══ Task inputs ══

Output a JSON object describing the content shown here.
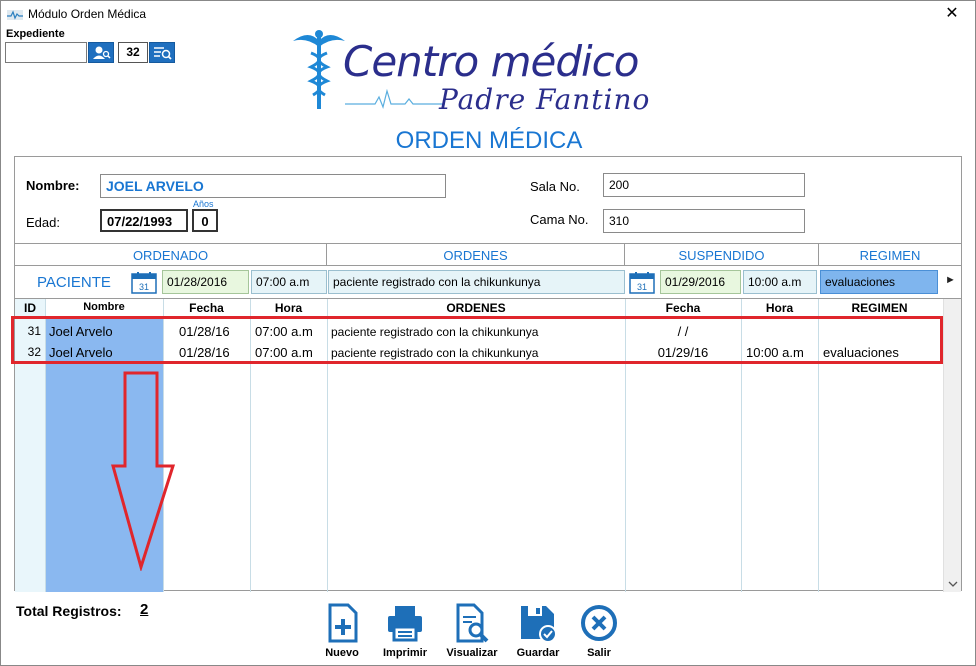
{
  "window": {
    "title": "Módulo Orden Médica",
    "close": "✕"
  },
  "expediente": {
    "label": "Expediente",
    "value": "",
    "number": "32"
  },
  "logo": {
    "line1": "Centro médico",
    "line2": "Padre Fantino"
  },
  "page_title": "ORDEN MÉDICA",
  "patient": {
    "nombre_label": "Nombre:",
    "nombre": "JOEL ARVELO",
    "edad_label": "Edad:",
    "fecha_nac": "07/22/1993",
    "anos_label": "Años",
    "anos": "0",
    "sala_label": "Sala No.",
    "sala": "200",
    "cama_label": "Cama No.",
    "cama": "310"
  },
  "sections": {
    "ordenado": "ORDENADO",
    "ordenes": "ORDENES",
    "suspendido": "SUSPENDIDO",
    "regimen": "REGIMEN"
  },
  "entry": {
    "paciente": "PACIENTE",
    "fecha": "01/28/2016",
    "hora": "07:00 a.m",
    "orden": "paciente registrado con la chikunkunya",
    "susp_fecha": "01/29/2016",
    "susp_hora": "10:00 a.m",
    "regimen": "evaluaciones",
    "nav": "►"
  },
  "columns": {
    "id": "ID",
    "nombre": "Nombre",
    "fecha": "Fecha",
    "hora": "Hora",
    "ordenes": "ORDENES",
    "fecha2": "Fecha",
    "hora2": "Hora",
    "regimen": "REGIMEN"
  },
  "rows": [
    {
      "id": "31",
      "nombre": "Joel Arvelo",
      "fecha": "01/28/16",
      "hora": "07:00 a.m",
      "orden": "paciente registrado con la chikunkunya",
      "susp_fecha": "/ /",
      "susp_hora": "",
      "regimen": ""
    },
    {
      "id": "32",
      "nombre": "Joel Arvelo",
      "fecha": "01/28/16",
      "hora": "07:00 a.m",
      "orden": "paciente registrado con la chikunkunya",
      "susp_fecha": "01/29/16",
      "susp_hora": "10:00 a.m",
      "regimen": "evaluaciones"
    }
  ],
  "total": {
    "label": "Total Registros:",
    "value": "2"
  },
  "toolbar": {
    "nuevo": "Nuevo",
    "imprimir": "Imprimir",
    "visualizar": "Visualizar",
    "guardar": "Guardar",
    "salir": "Salir"
  },
  "colors": {
    "accent": "#1976d2",
    "highlight": "#e0262c",
    "selected_column": "#8ab8f0"
  }
}
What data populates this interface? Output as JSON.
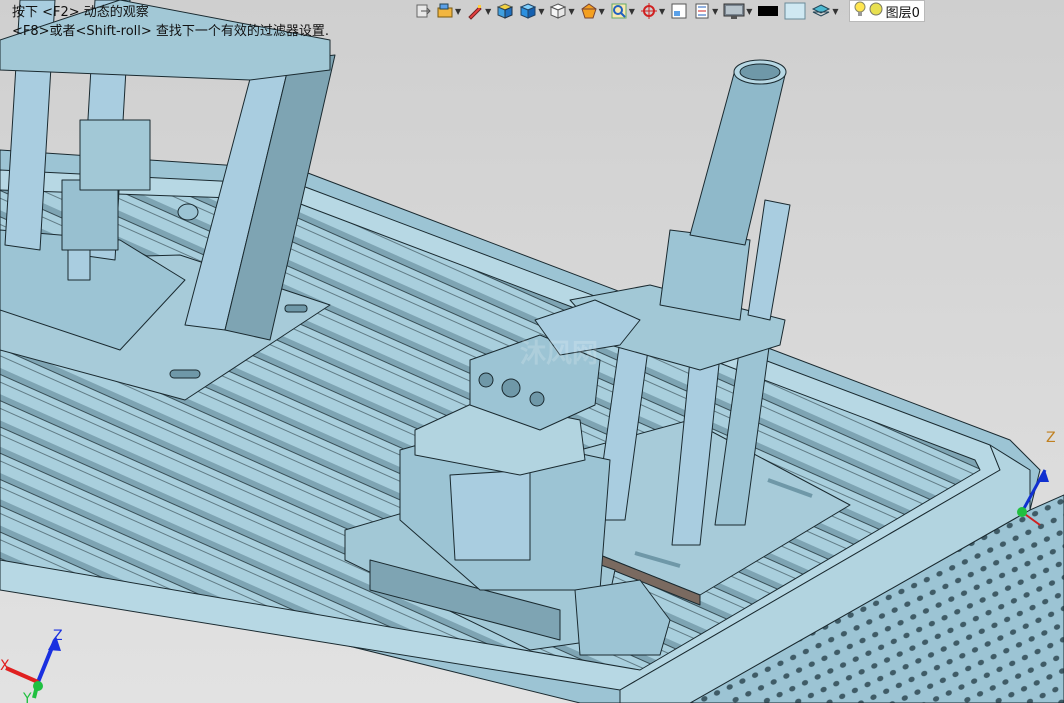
{
  "hints": {
    "line1": "按下 <F2> 动态的观察",
    "line2": "<F8>或者<Shift-roll> 查找下一个有效的过滤器设置."
  },
  "toolbar": {
    "icons": [
      "exit-icon",
      "selection-filter-icon",
      "sketch-pen-icon",
      "shaded-cube-icon",
      "blue-cube-icon",
      "wireframe-cube-icon",
      "section-view-icon",
      "zoom-fit-icon",
      "target-icon",
      "view-layout-icon",
      "ruler-icon",
      "monitor-icon",
      "black-color-swatch",
      "light-color-swatch",
      "layers-icon",
      "bulb-icon"
    ],
    "layer_label": "图层0"
  },
  "triad_corner": {
    "x": "X",
    "y": "Y",
    "z": "Z"
  },
  "triad_model": {
    "z": "Z"
  },
  "watermark": "沐风网",
  "colors": {
    "model": "#9cc4d4",
    "model_dark": "#6f98a8",
    "edge": "#1a2a30",
    "background": "#d8d8d8"
  }
}
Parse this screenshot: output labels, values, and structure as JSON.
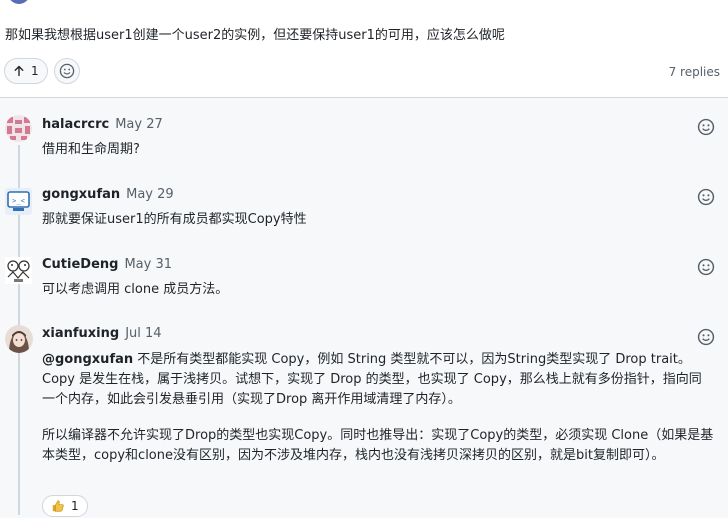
{
  "question": {
    "text": "那如果我想根据user1创建一个user2的实例，但还要保持user1的可用，应该怎么做呢"
  },
  "reactions": {
    "upvote_count": "1"
  },
  "replies_label": "7 replies",
  "comments": [
    {
      "author": "halacrcrc",
      "date": "May 27",
      "body": "借用和生命周期?"
    },
    {
      "author": "gongxufan",
      "date": "May 29",
      "body": "那就要保证user1的所有成员都实现Copy特性"
    },
    {
      "author": "CutieDeng",
      "date": "May 31",
      "body": "可以考虑调用 clone 成员方法。"
    },
    {
      "author": "xianfuxing",
      "date": "Jul 14",
      "mention": "@gongxufan",
      "body_p1_rest": " 不是所有类型都能实现 Copy，例如 String 类型就不可以，因为String类型实现了 Drop trait。Copy 是发生在栈，属于浅拷贝。试想下，实现了 Drop 的类型，也实现了 Copy，那么栈上就有多份指针，指向同一个内存，如此会引发悬垂引用（实现了Drop 离开作用域清理了内存）。",
      "body_p2": "所以编译器不允许实现了Drop的类型也实现Copy。同时也推导出：实现了Copy的类型，必须实现 Clone（如果是基本类型，copy和clone没有区别，因为不涉及堆内存，栈内也没有浅拷贝深拷贝的区别，就是bit复制即可）。",
      "reaction_count": "1"
    }
  ],
  "icons": {
    "upvote": "arrow-up-icon",
    "emoji": "smiley-icon",
    "thumbs": "thumbs-up-icon"
  }
}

═══

▶ [What the task asks]: Look over the listing. Pull out every line with the string "swatch" in it.

▶ [Exercise output]:
      "black-color-swatch",
      "light-color-swatch",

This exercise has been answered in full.